# [WHAT TO PRODUCE]
Images are not part of the copy; transcribe all the data exactly.

Dataset items:
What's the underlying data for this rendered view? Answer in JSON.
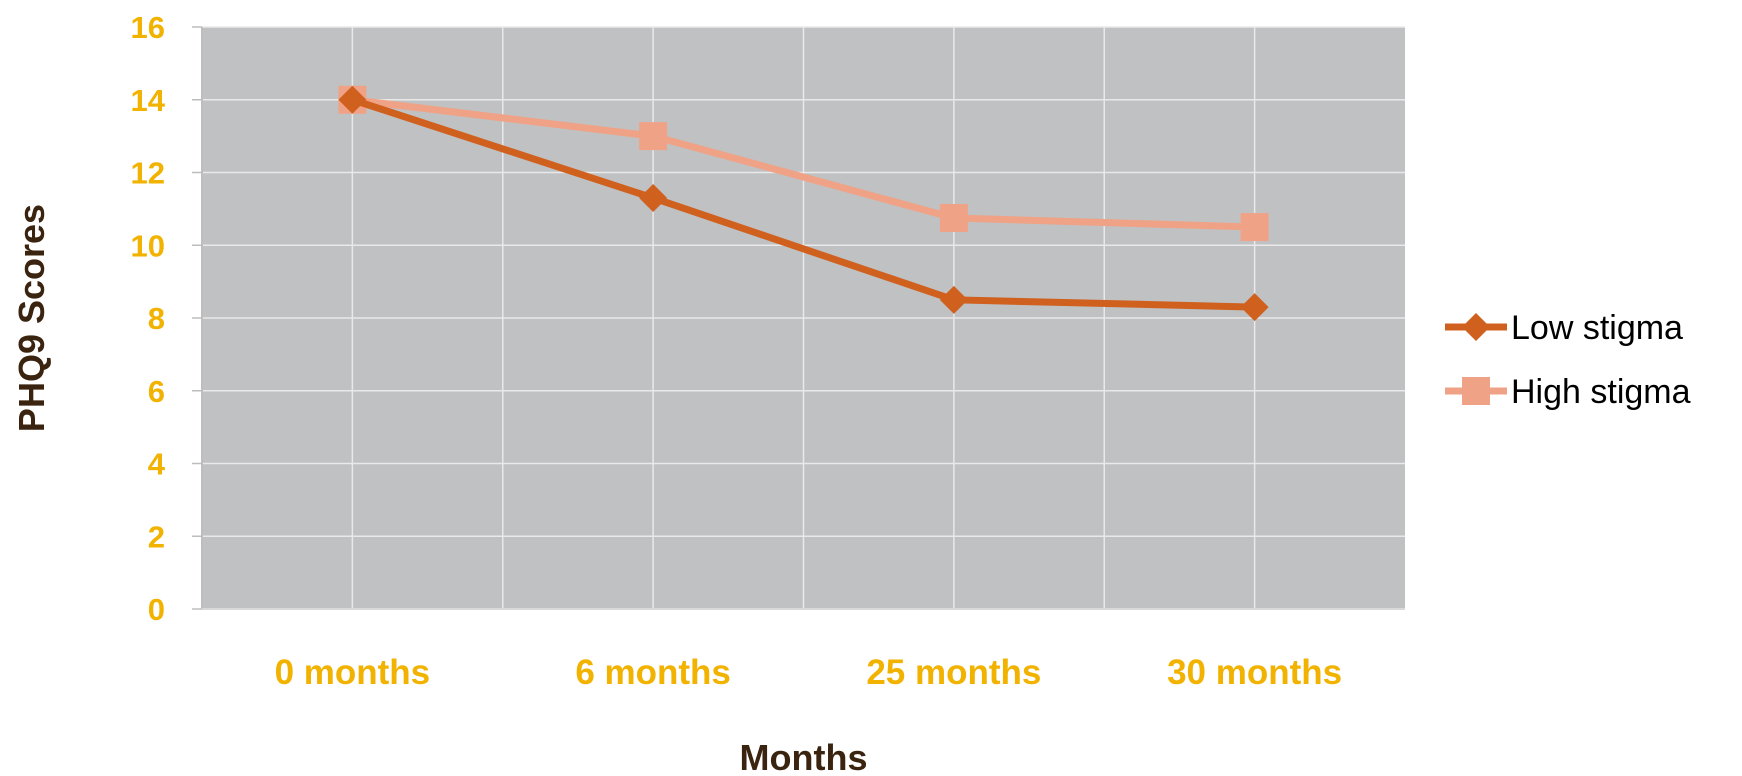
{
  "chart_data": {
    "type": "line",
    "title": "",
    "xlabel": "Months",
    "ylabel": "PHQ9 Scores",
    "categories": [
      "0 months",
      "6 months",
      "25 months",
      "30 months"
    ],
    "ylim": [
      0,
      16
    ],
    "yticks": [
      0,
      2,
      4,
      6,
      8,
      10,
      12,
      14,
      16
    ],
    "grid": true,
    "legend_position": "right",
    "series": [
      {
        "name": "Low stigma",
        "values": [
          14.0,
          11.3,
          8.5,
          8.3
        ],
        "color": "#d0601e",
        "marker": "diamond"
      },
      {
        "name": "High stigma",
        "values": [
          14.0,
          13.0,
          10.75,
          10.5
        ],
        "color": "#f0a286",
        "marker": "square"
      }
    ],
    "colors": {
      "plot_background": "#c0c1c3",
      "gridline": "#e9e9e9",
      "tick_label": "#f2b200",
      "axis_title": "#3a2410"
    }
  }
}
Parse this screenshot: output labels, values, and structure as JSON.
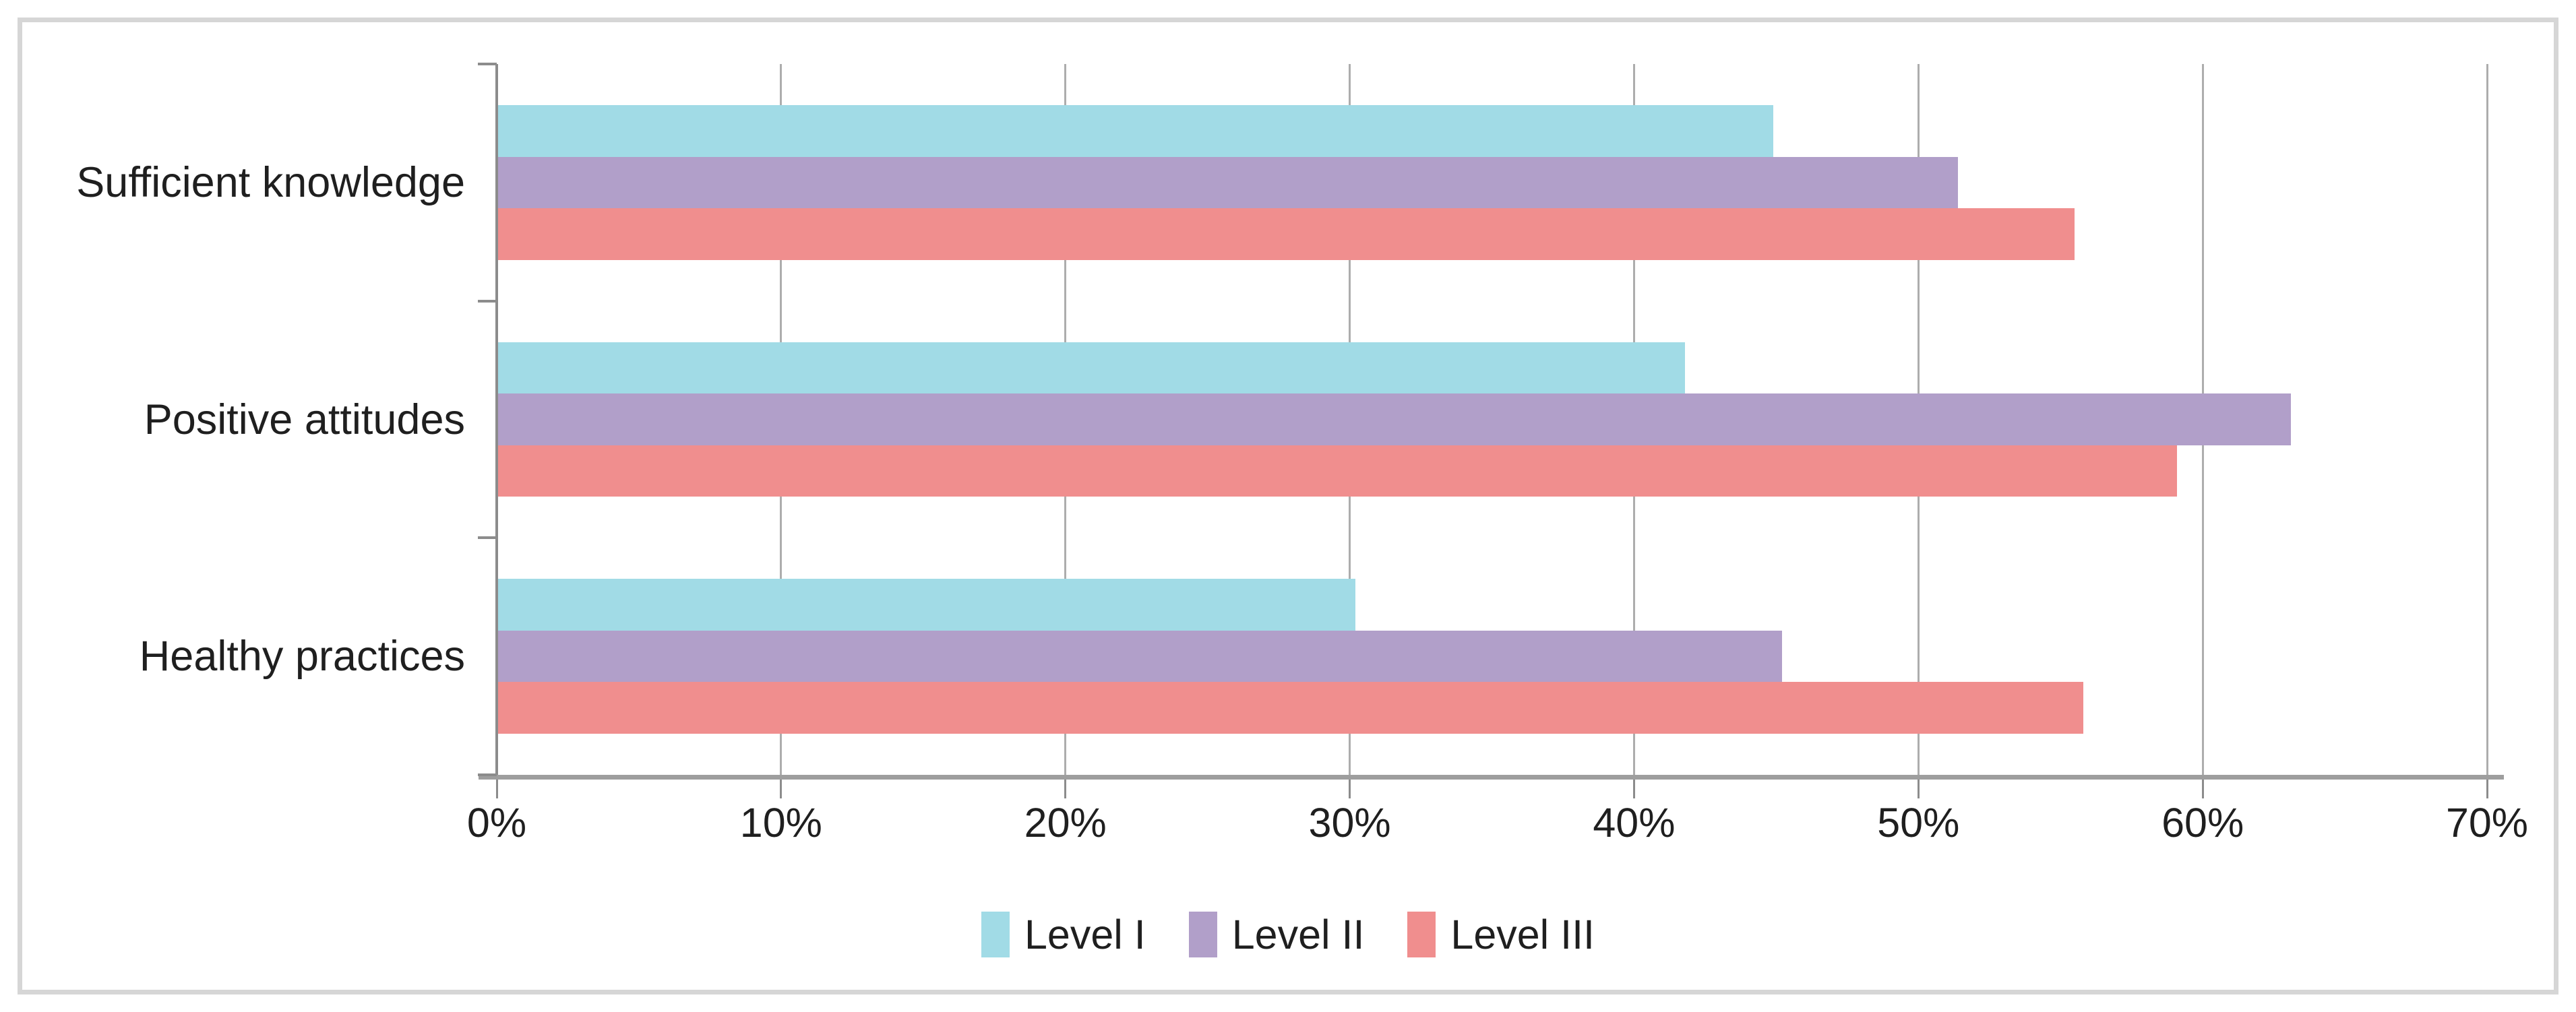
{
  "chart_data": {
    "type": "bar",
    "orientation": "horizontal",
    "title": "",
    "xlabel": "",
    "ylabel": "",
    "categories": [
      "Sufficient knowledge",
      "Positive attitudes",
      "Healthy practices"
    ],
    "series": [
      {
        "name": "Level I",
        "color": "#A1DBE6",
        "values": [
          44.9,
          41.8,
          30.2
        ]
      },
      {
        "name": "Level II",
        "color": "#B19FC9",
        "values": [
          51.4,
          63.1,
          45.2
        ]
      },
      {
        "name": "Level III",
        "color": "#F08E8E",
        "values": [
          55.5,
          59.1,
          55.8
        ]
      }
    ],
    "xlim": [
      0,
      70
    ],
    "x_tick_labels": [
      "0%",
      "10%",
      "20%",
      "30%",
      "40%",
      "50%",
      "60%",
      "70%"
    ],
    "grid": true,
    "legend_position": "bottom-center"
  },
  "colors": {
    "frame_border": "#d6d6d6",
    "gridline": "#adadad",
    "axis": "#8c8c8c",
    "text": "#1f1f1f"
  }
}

# [THE RESPONSE]
What's the underlying data for this rendered view? Answer in JSON.
{
  "chart_data": {
    "type": "line",
    "title": "",
    "xlabel": "Months",
    "ylabel": "PHQ9 Scores",
    "categories": [
      "0 months",
      "6 months",
      "25 months",
      "30 months"
    ],
    "ylim": [
      0,
      16
    ],
    "yticks": [
      0,
      2,
      4,
      6,
      8,
      10,
      12,
      14,
      16
    ],
    "grid": true,
    "legend_position": "right",
    "series": [
      {
        "name": "Low stigma",
        "values": [
          14.0,
          11.3,
          8.5,
          8.3
        ],
        "color": "#d0601e",
        "marker": "diamond"
      },
      {
        "name": "High stigma",
        "values": [
          14.0,
          13.0,
          10.75,
          10.5
        ],
        "color": "#f0a286",
        "marker": "square"
      }
    ],
    "colors": {
      "plot_background": "#c0c1c3",
      "gridline": "#e9e9e9",
      "tick_label": "#f2b200",
      "axis_title": "#3a2410"
    }
  }
}
Parse this screenshot: output labels, values, and structure as JSON.
{
  "chart_data": {
    "type": "bar",
    "orientation": "horizontal",
    "title": "",
    "xlabel": "",
    "ylabel": "",
    "categories": [
      "Sufficient knowledge",
      "Positive attitudes",
      "Healthy practices"
    ],
    "series": [
      {
        "name": "Level I",
        "color": "#A1DBE6",
        "values": [
          44.9,
          41.8,
          30.2
        ]
      },
      {
        "name": "Level II",
        "color": "#B19FC9",
        "values": [
          51.4,
          63.1,
          45.2
        ]
      },
      {
        "name": "Level III",
        "color": "#F08E8E",
        "values": [
          55.5,
          59.1,
          55.8
        ]
      }
    ],
    "xlim": [
      0,
      70
    ],
    "x_tick_labels": [
      "0%",
      "10%",
      "20%",
      "30%",
      "40%",
      "50%",
      "60%",
      "70%"
    ],
    "grid": true,
    "legend_position": "bottom-center"
  },
  "colors": {
    "frame_border": "#d6d6d6",
    "gridline": "#adadad",
    "axis": "#8c8c8c",
    "text": "#1f1f1f"
  }
}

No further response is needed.